Énoncé écrit:
Relevez, s'il vous plaît, toutes les villes nommées dans le récit de voyage à Bucharest ci-dessous.

Passage proposé:
=======
Il y a quelques mois, le vieux prince Demètre L..., d'une des plus vieilles et des meilleures familles moldaves, nous racontait son premier voyage de Bucharest à Paris, vers 1830. 
A cette époque il n'y avait, bien entendu, ni chemins de fer, ni services de bateaux sur le Danube. A peine quelques routes carrossables. En hiver, il fallait compter avec la neige, au printemps et en automne, avec les inondations, toujours avec les instincts sauvages des populations. Il n'en est plus de même aujourd'hui: grâce à la vapeur, plus de danger ni d'incertitude; on est sur d'arriver, on peut même savoir à quelques minutes près le moment où l'on arrivera. 
C'est ainsi que, certains vendredi du mois d'août, je pus télégraphier à un de mes amis que le surlendemain, à minuit, je serais près de lui, à Bucharest. Le dimanche, à l'heure dite, je me promenais à son bras dans la capitale roumaine, à peine fatigué, un peu étourdi tout au plus de ces cinquante-quatre heures passées dans les confortables wagons de l'Orient-Express.
Le premier aspect de Bucharest n'offre rien de particulièrement intéressant. Aucun monument ancien, aucun vestige du passé. Les maisons, en simili-pierre, ressemblent à celles de Vienne ou de Berlin, et les monuments publics, construits pour la plupart par des architectes français, méritent à peine une courte visite. Là n'est pas l'attrait de la capitale roumaine; il est tout entier dans la rue, où se presse une foule animée et pittoresque, officiers de cavalerie aux vestes d'un pourpre sombre, chasseurs au chapeau de feutre noir semblable à ceux des bersaglieri, paysans entièrement vêtus de blanc, aux larges ceintures garnies de plaques de cuivre, coiffés d'énormes bonnets de fourrure, femmes du peuple aux chemises brodées et pailletées. Ici, un pope aux longs cheveux bouclés, à la haute coiffure cylindrique, s'achemine vers son église dont les dômes bulbeux, recouvert de fer-blanc, étincellent à l'horizon; là, des bohémiennes demi-nues travaillent à une maison en construction.
=======
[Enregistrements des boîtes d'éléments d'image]
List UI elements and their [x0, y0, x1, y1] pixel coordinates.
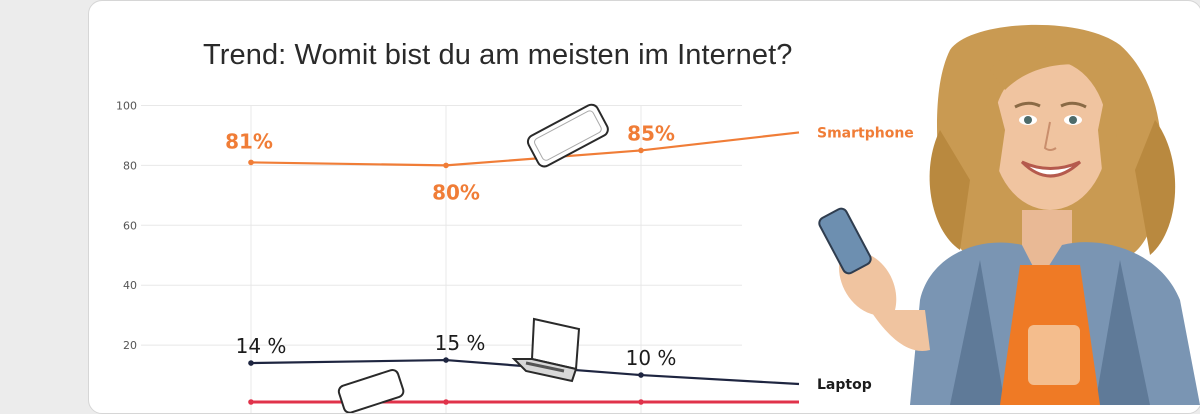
- data-label: 85%: [627, 121, 675, 145]
- data-point: [638, 147, 644, 154]
- y-tick-label: 80: [123, 159, 137, 172]
- chart-title: Trend: Womit bist du am meisten im Inter…: [203, 39, 793, 71]
- y-tick-label: 40: [123, 279, 137, 292]
- y-tick-label: 100: [116, 100, 137, 113]
- data-label: 15 %: [435, 331, 486, 355]
- y-tick-label: 60: [123, 219, 137, 232]
- series-name-label: Smartphone: [817, 125, 914, 141]
- data-point: [443, 357, 449, 363]
- smartphone-icon: [337, 368, 405, 413]
- line-chart: 20 40 60 80 100 81% 80% 85% Smartphone 14 % 15 % 10…: [116, 100, 914, 413]
- data-label: 80%: [432, 180, 480, 204]
- data-label: 10 %: [626, 346, 677, 370]
- series-name-label: Laptop: [817, 377, 872, 393]
- data-label: 81%: [225, 129, 273, 153]
- data-point: [248, 159, 254, 166]
- series-line-smartphone: [250, 131, 800, 167]
- data-point: [638, 399, 644, 405]
- data-label: 14 %: [236, 334, 287, 358]
- woman-photo: [818, 24, 1200, 405]
- data-point: [443, 162, 449, 169]
- data-point: [248, 399, 254, 405]
- data-point: [638, 372, 644, 378]
- smartphone-icon: [526, 103, 609, 168]
- data-point: [248, 360, 254, 366]
- y-tick-label: 20: [123, 339, 137, 352]
- data-point: [443, 399, 449, 405]
- laptop-icon: [511, 317, 581, 383]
=======
Exercice corrigé:
Bucharest, Paris, Vienne, Berlin